Stated exercise:
Spot every line with the word "cortex" and return it.

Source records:

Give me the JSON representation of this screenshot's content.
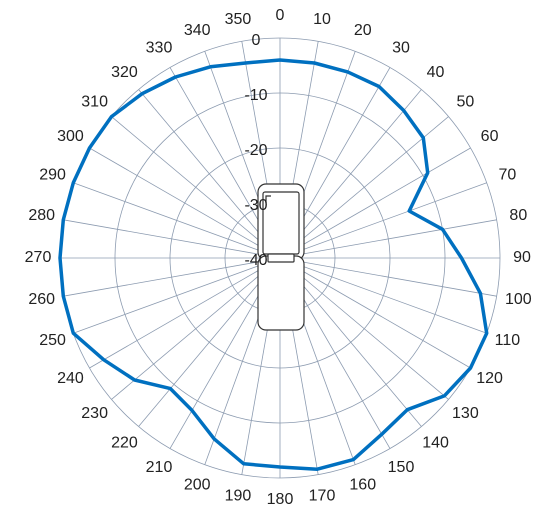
{
  "chart_data": {
    "type": "polar",
    "angles": [
      0,
      10,
      20,
      30,
      40,
      50,
      60,
      70,
      80,
      90,
      100,
      110,
      120,
      130,
      140,
      150,
      160,
      170,
      180,
      190,
      200,
      210,
      220,
      230,
      240,
      250,
      260,
      270,
      280,
      290,
      300,
      310,
      320,
      330,
      340,
      350
    ],
    "values": [
      -4,
      -4,
      -4,
      -4,
      -5,
      -6,
      -9,
      -15,
      -10,
      -7,
      -3,
      0,
      0,
      -1,
      -4,
      -3,
      -1,
      -1,
      -2,
      -2,
      -5,
      -8,
      -9,
      -5.5,
      -3,
      0,
      0,
      0,
      0,
      0,
      0,
      0,
      -1,
      -2,
      -3,
      -4
    ],
    "color": "#0070c0",
    "rlim": [
      -40,
      0
    ],
    "rticks": [
      -40,
      -30,
      -20,
      -10,
      0
    ],
    "grid": true
  }
}
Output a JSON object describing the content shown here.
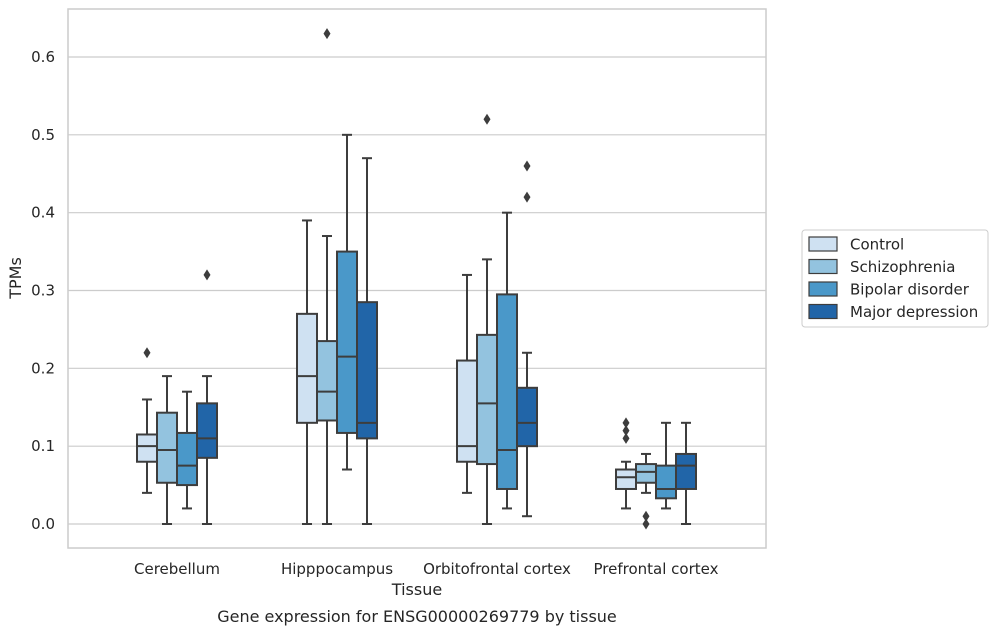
{
  "chart_data": {
    "type": "boxplot",
    "xlabel": "Tissue",
    "ylabel": "TPMs",
    "caption": "Gene expression for ENSG00000269779 by tissue",
    "categories": [
      "Cerebellum",
      "Hipppocampus",
      "Orbitofrontal cortex",
      "Prefrontal cortex"
    ],
    "ylim": [
      -0.03,
      0.66
    ],
    "yticks": [
      0.0,
      0.1,
      0.2,
      0.3,
      0.4,
      0.5,
      0.6
    ],
    "ytick_labels": [
      "0.0",
      "0.1",
      "0.2",
      "0.3",
      "0.4",
      "0.5",
      "0.6"
    ],
    "grid": "horizontal",
    "legend_position": "right",
    "series": [
      {
        "name": "Control",
        "color": "#cfe1f2",
        "boxes": [
          {
            "whislo": 0.04,
            "q1": 0.08,
            "med": 0.1,
            "q3": 0.115,
            "whishi": 0.16,
            "fliers": [
              0.22
            ]
          },
          {
            "whislo": 0.0,
            "q1": 0.13,
            "med": 0.19,
            "q3": 0.27,
            "whishi": 0.39,
            "fliers": []
          },
          {
            "whislo": 0.04,
            "q1": 0.08,
            "med": 0.1,
            "q3": 0.21,
            "whishi": 0.32,
            "fliers": []
          },
          {
            "whislo": 0.02,
            "q1": 0.045,
            "med": 0.06,
            "q3": 0.07,
            "whishi": 0.08,
            "fliers": [
              0.11,
              0.12,
              0.13
            ]
          }
        ]
      },
      {
        "name": "Schizophrenia",
        "color": "#93c3df",
        "boxes": [
          {
            "whislo": 0.0,
            "q1": 0.053,
            "med": 0.095,
            "q3": 0.143,
            "whishi": 0.19,
            "fliers": []
          },
          {
            "whislo": 0.0,
            "q1": 0.133,
            "med": 0.17,
            "q3": 0.235,
            "whishi": 0.37,
            "fliers": [
              0.63
            ]
          },
          {
            "whislo": 0.0,
            "q1": 0.077,
            "med": 0.155,
            "q3": 0.243,
            "whishi": 0.34,
            "fliers": [
              0.52
            ]
          },
          {
            "whislo": 0.04,
            "q1": 0.053,
            "med": 0.067,
            "q3": 0.077,
            "whishi": 0.09,
            "fliers": [
              0.0,
              0.01
            ]
          }
        ]
      },
      {
        "name": "Bipolar disorder",
        "color": "#4a98c9",
        "boxes": [
          {
            "whislo": 0.02,
            "q1": 0.05,
            "med": 0.075,
            "q3": 0.117,
            "whishi": 0.17,
            "fliers": []
          },
          {
            "whislo": 0.07,
            "q1": 0.117,
            "med": 0.215,
            "q3": 0.35,
            "whishi": 0.5,
            "fliers": []
          },
          {
            "whislo": 0.02,
            "q1": 0.045,
            "med": 0.095,
            "q3": 0.295,
            "whishi": 0.4,
            "fliers": []
          },
          {
            "whislo": 0.02,
            "q1": 0.033,
            "med": 0.045,
            "q3": 0.075,
            "whishi": 0.13,
            "fliers": []
          }
        ]
      },
      {
        "name": "Major depression",
        "color": "#2165a8",
        "boxes": [
          {
            "whislo": 0.0,
            "q1": 0.085,
            "med": 0.11,
            "q3": 0.155,
            "whishi": 0.19,
            "fliers": [
              0.32
            ]
          },
          {
            "whislo": 0.0,
            "q1": 0.11,
            "med": 0.13,
            "q3": 0.285,
            "whishi": 0.47,
            "fliers": []
          },
          {
            "whislo": 0.01,
            "q1": 0.1,
            "med": 0.13,
            "q3": 0.175,
            "whishi": 0.22,
            "fliers": [
              0.42,
              0.46
            ]
          },
          {
            "whislo": 0.0,
            "q1": 0.045,
            "med": 0.075,
            "q3": 0.09,
            "whishi": 0.13,
            "fliers": []
          }
        ]
      }
    ]
  }
}
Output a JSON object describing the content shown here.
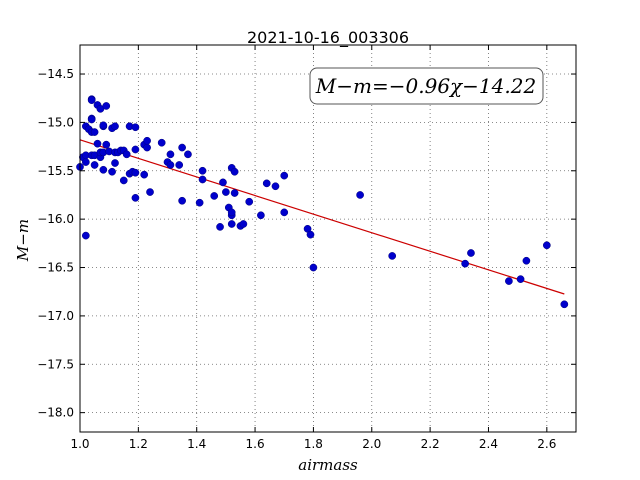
{
  "chart_data": {
    "type": "scatter",
    "title": "2021-10-16_003306",
    "xlabel": "airmass",
    "ylabel": "M−m",
    "xlim": [
      1.0,
      2.7
    ],
    "ylim": [
      -18.2,
      -14.2
    ],
    "y_inverted": true,
    "grid": true,
    "x_ticks": [
      1.0,
      1.2,
      1.4,
      1.6,
      1.8,
      2.0,
      2.2,
      2.4,
      2.6
    ],
    "x_tick_labels": [
      "1.0",
      "1.2",
      "1.4",
      "1.6",
      "1.8",
      "2.0",
      "2.2",
      "2.4",
      "2.6"
    ],
    "y_ticks": [
      -14.5,
      -15.0,
      -15.5,
      -16.0,
      -16.5,
      -17.0,
      -17.5,
      -18.0
    ],
    "y_tick_labels": [
      "−14.5",
      "−15.0",
      "−15.5",
      "−16.0",
      "−16.5",
      "−17.0",
      "−17.5",
      "−18.0"
    ],
    "annotation": "M−m=−0.96χ−14.22",
    "fit": {
      "slope": -0.96,
      "intercept": -14.22,
      "x_range": [
        1.0,
        2.66
      ],
      "color": "#cc0000"
    },
    "point_color": "#0000cc",
    "points": [
      [
        1.0,
        -15.46
      ],
      [
        1.01,
        -15.36
      ],
      [
        1.02,
        -15.41
      ],
      [
        1.02,
        -15.34
      ],
      [
        1.02,
        -16.17
      ],
      [
        1.02,
        -15.04
      ],
      [
        1.03,
        -15.07
      ],
      [
        1.04,
        -14.76
      ],
      [
        1.04,
        -14.77
      ],
      [
        1.04,
        -14.96
      ],
      [
        1.04,
        -14.97
      ],
      [
        1.04,
        -15.1
      ],
      [
        1.04,
        -15.34
      ],
      [
        1.05,
        -15.1
      ],
      [
        1.05,
        -15.34
      ],
      [
        1.05,
        -15.44
      ],
      [
        1.06,
        -15.22
      ],
      [
        1.06,
        -14.82
      ],
      [
        1.07,
        -14.86
      ],
      [
        1.07,
        -15.36
      ],
      [
        1.07,
        -15.31
      ],
      [
        1.08,
        -15.04
      ],
      [
        1.08,
        -15.03
      ],
      [
        1.08,
        -15.49
      ],
      [
        1.08,
        -15.31
      ],
      [
        1.09,
        -14.83
      ],
      [
        1.09,
        -15.23
      ],
      [
        1.1,
        -15.3
      ],
      [
        1.11,
        -15.51
      ],
      [
        1.11,
        -15.06
      ],
      [
        1.12,
        -15.04
      ],
      [
        1.12,
        -15.31
      ],
      [
        1.12,
        -15.42
      ],
      [
        1.13,
        -15.31
      ],
      [
        1.14,
        -15.29
      ],
      [
        1.15,
        -15.6
      ],
      [
        1.15,
        -15.29
      ],
      [
        1.16,
        -15.33
      ],
      [
        1.17,
        -15.04
      ],
      [
        1.17,
        -15.53
      ],
      [
        1.18,
        -15.51
      ],
      [
        1.19,
        -15.05
      ],
      [
        1.19,
        -15.28
      ],
      [
        1.19,
        -15.78
      ],
      [
        1.19,
        -15.52
      ],
      [
        1.22,
        -15.23
      ],
      [
        1.22,
        -15.54
      ],
      [
        1.23,
        -15.26
      ],
      [
        1.23,
        -15.19
      ],
      [
        1.24,
        -15.72
      ],
      [
        1.28,
        -15.21
      ],
      [
        1.3,
        -15.41
      ],
      [
        1.31,
        -15.33
      ],
      [
        1.31,
        -15.44
      ],
      [
        1.34,
        -15.44
      ],
      [
        1.35,
        -15.81
      ],
      [
        1.35,
        -15.26
      ],
      [
        1.37,
        -15.33
      ],
      [
        1.41,
        -15.83
      ],
      [
        1.42,
        -15.5
      ],
      [
        1.42,
        -15.59
      ],
      [
        1.46,
        -15.76
      ],
      [
        1.48,
        -16.08
      ],
      [
        1.49,
        -15.62
      ],
      [
        1.5,
        -15.72
      ],
      [
        1.51,
        -15.88
      ],
      [
        1.52,
        -16.05
      ],
      [
        1.52,
        -15.47
      ],
      [
        1.52,
        -15.96
      ],
      [
        1.52,
        -15.93
      ],
      [
        1.53,
        -15.51
      ],
      [
        1.53,
        -15.73
      ],
      [
        1.55,
        -16.07
      ],
      [
        1.56,
        -16.05
      ],
      [
        1.58,
        -15.82
      ],
      [
        1.62,
        -15.96
      ],
      [
        1.64,
        -15.63
      ],
      [
        1.67,
        -15.66
      ],
      [
        1.7,
        -15.55
      ],
      [
        1.7,
        -15.93
      ],
      [
        1.78,
        -16.1
      ],
      [
        1.79,
        -16.16
      ],
      [
        1.8,
        -16.5
      ],
      [
        1.96,
        -15.75
      ],
      [
        2.07,
        -16.38
      ],
      [
        2.32,
        -16.46
      ],
      [
        2.34,
        -16.35
      ],
      [
        2.47,
        -16.64
      ],
      [
        2.51,
        -16.62
      ],
      [
        2.53,
        -16.43
      ],
      [
        2.6,
        -16.27
      ],
      [
        2.66,
        -16.88
      ]
    ]
  }
}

Answer to this problem:
      "Orbitofrontal cortex",
      "Prefrontal cortex"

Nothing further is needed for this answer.